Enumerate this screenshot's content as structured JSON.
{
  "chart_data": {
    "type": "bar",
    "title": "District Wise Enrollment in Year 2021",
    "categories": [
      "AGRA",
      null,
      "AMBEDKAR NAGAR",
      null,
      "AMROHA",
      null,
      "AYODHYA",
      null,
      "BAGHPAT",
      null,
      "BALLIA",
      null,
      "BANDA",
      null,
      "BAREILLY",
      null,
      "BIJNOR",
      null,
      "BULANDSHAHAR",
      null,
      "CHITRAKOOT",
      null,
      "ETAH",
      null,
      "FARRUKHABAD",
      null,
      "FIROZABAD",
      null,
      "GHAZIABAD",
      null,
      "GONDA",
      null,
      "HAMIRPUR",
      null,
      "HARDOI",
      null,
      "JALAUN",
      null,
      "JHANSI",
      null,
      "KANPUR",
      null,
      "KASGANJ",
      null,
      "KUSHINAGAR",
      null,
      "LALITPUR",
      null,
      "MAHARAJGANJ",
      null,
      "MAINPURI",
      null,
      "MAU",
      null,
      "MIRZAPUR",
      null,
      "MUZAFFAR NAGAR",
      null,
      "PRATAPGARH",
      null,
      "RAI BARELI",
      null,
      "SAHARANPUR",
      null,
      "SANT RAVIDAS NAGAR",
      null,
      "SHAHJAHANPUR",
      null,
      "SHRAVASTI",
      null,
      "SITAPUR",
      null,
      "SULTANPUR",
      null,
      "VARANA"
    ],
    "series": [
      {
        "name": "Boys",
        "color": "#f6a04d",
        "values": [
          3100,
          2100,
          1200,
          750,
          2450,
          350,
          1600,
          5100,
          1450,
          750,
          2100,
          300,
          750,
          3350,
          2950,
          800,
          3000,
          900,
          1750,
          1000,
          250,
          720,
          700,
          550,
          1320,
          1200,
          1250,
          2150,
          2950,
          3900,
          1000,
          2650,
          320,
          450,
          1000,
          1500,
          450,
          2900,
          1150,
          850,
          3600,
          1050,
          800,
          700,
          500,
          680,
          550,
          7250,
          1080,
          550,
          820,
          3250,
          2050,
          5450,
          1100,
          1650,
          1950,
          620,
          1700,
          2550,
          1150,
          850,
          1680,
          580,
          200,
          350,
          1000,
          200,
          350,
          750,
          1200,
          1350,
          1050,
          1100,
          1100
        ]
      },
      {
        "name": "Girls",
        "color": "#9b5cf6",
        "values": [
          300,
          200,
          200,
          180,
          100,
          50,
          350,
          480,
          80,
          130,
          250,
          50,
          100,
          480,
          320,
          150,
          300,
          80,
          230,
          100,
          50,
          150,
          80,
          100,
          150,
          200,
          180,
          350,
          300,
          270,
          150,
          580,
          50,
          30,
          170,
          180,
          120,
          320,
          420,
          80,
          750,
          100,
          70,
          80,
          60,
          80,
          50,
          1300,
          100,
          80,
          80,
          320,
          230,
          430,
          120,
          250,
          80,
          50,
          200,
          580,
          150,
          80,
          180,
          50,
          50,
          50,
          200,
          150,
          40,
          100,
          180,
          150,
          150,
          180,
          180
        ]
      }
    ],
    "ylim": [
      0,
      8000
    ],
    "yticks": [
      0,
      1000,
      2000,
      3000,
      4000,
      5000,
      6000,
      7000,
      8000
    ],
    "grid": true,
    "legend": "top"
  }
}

____________________

All of the data must be returned exactly.

Enumerate this screenshot's content as structured JSON.
{
  "chart_data": {
    "type": "bar",
    "title": "District Wise Enrollment in Year 2021",
    "categories": [
      "AGRA",
      null,
      "AMBEDKAR NAGAR",
      null,
      "AMROHA",
      null,
      "AYODHYA",
      null,
      "BAGHPAT",
      null,
      "BALLIA",
      null,
      "BANDA",
      null,
      "BAREILLY",
      null,
      "BIJNOR",
      null,
      "BULANDSHAHAR",
      null,
      "CHITRAKOOT",
      null,
      "ETAH",
      null,
      "FARRUKHABAD",
      null,
      "FIROZABAD",
      null,
      "GHAZIABAD",
      null,
      "GONDA",
      null,
      "HAMIRPUR",
      null,
      "HARDOI",
      null,
      "JALAUN",
      null,
      "JHANSI",
      null,
      "KANPUR",
      null,
      "KASGANJ",
      null,
      "KUSHINAGAR",
      null,
      "LALITPUR",
      null,
      "MAHARAJGANJ",
      null,
      "MAINPURI",
      null,
      "MAU",
      null,
      "MIRZAPUR",
      null,
      "MUZAFFAR NAGAR",
      null,
      "PRATAPGARH",
      null,
      "RAI BARELI",
      null,
      "SAHARANPUR",
      null,
      "SANT RAVIDAS NAGAR",
      null,
      "SHAHJAHANPUR",
      null,
      "SHRAVASTI",
      null,
      "SITAPUR",
      null,
      "SULTANPUR",
      null,
      "VARANA"
    ],
    "series": [
      {
        "name": "Boys",
        "color": "#f6a04d",
        "values": [
          3100,
          2100,
          1200,
          750,
          2450,
          350,
          1600,
          5100,
          1450,
          750,
          2100,
          300,
          750,
          3350,
          2950,
          800,
          3000,
          900,
          1750,
          1000,
          250,
          720,
          700,
          550,
          1320,
          1200,
          1250,
          2150,
          2950,
          3900,
          1000,
          2650,
          320,
          450,
          1000,
          1500,
          450,
          2900,
          1150,
          850,
          3600,
          1050,
          800,
          700,
          500,
          680,
          550,
          7250,
          1080,
          550,
          820,
          3250,
          2050,
          5450,
          1100,
          1650,
          1950,
          620,
          1700,
          2550,
          1150,
          850,
          1680,
          580,
          200,
          350,
          1000,
          200,
          350,
          750,
          1200,
          1350,
          1050,
          1100,
          1100
        ]
      },
      {
        "name": "Girls",
        "color": "#9b5cf6",
        "values": [
          300,
          200,
          200,
          180,
          100,
          50,
          350,
          480,
          80,
          130,
          250,
          50,
          100,
          480,
          320,
          150,
          300,
          80,
          230,
          100,
          50,
          150,
          80,
          100,
          150,
          200,
          180,
          350,
          300,
          270,
          150,
          580,
          50,
          30,
          170,
          180,
          120,
          320,
          420,
          80,
          750,
          100,
          70,
          80,
          60,
          80,
          50,
          1300,
          100,
          80,
          80,
          320,
          230,
          430,
          120,
          250,
          80,
          50,
          200,
          580,
          150,
          80,
          180,
          50,
          50,
          50,
          200,
          150,
          40,
          100,
          180,
          150,
          150,
          180,
          180
        ]
      }
    ],
    "ylim": [
      0,
      8000
    ],
    "yticks": [
      0,
      1000,
      2000,
      3000,
      4000,
      5000,
      6000,
      7000,
      8000
    ],
    "grid": true,
    "legend": "top"
  }
}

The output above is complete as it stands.